▸ **Task details**
In the material below, find every line with "courses" and pull it out.

★ ★ ★

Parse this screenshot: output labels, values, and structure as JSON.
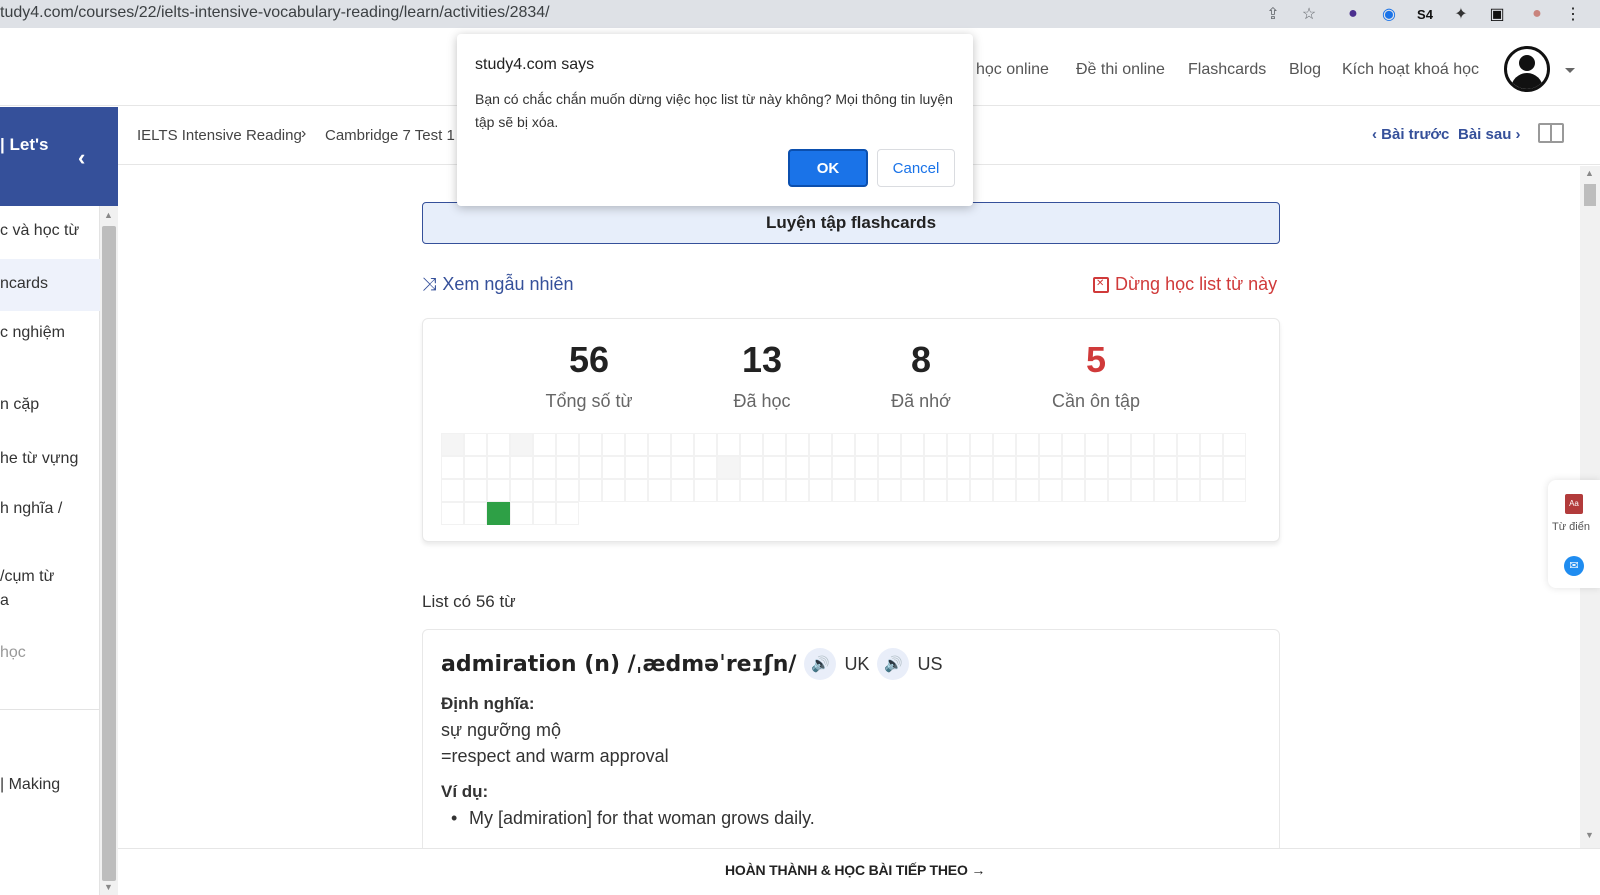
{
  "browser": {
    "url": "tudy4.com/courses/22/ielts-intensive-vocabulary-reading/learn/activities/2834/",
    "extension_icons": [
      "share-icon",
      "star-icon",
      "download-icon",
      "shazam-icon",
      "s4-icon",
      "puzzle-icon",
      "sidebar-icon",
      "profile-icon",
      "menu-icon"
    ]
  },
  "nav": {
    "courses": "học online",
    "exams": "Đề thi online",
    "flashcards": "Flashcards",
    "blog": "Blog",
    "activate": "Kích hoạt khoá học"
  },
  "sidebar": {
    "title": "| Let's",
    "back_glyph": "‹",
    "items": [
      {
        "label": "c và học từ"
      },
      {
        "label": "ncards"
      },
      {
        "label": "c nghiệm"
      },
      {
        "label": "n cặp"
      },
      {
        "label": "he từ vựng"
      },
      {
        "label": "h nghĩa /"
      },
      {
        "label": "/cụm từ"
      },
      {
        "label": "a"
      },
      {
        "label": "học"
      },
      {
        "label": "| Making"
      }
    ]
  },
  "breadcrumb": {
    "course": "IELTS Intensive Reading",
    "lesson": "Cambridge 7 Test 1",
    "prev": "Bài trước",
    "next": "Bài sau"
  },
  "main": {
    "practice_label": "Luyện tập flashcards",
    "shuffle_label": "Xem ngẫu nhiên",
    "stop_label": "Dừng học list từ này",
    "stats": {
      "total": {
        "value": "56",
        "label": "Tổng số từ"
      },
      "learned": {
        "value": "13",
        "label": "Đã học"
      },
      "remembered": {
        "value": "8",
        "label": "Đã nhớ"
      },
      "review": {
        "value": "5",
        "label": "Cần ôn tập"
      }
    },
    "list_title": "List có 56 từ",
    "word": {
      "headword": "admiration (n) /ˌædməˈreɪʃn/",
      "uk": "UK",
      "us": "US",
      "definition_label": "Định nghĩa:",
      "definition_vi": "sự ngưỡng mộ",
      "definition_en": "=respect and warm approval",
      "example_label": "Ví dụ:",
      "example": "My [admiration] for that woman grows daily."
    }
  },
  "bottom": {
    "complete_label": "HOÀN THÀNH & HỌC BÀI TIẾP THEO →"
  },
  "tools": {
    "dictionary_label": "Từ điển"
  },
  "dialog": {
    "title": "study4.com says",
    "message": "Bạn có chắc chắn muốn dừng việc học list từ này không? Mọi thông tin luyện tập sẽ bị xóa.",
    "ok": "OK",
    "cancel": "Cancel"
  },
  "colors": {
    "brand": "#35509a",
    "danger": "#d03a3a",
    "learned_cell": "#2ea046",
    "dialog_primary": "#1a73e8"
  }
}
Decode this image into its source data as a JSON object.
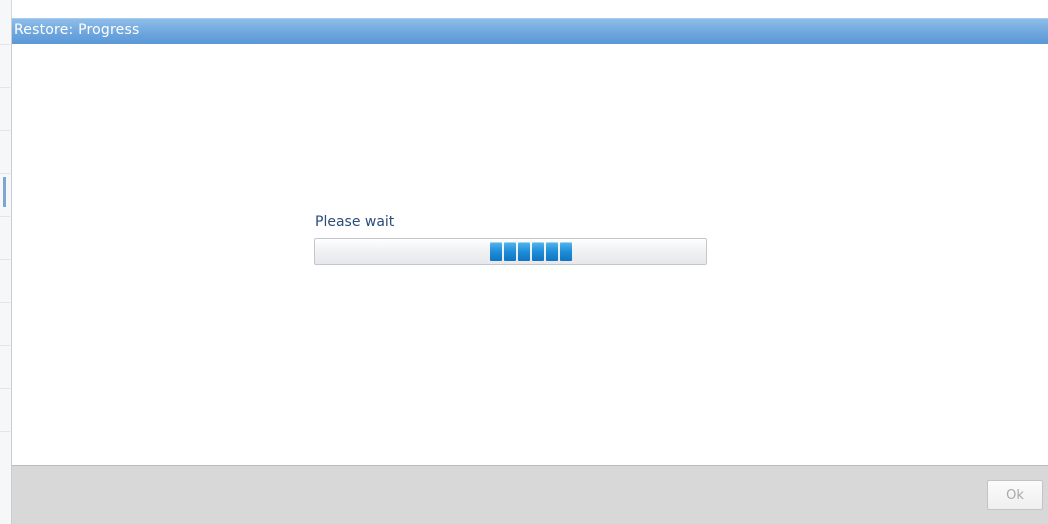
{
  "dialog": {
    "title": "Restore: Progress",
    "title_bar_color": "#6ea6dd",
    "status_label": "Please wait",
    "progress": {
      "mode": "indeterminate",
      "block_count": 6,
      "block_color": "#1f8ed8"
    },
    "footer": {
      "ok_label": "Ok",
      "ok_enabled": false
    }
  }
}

★ ★ ★

▸ **Correct output**
    "url": "tudy4.com/courses/22/ielts-intensive-vocabulary-reading/learn/activities/2834/",
    "courses": "học online",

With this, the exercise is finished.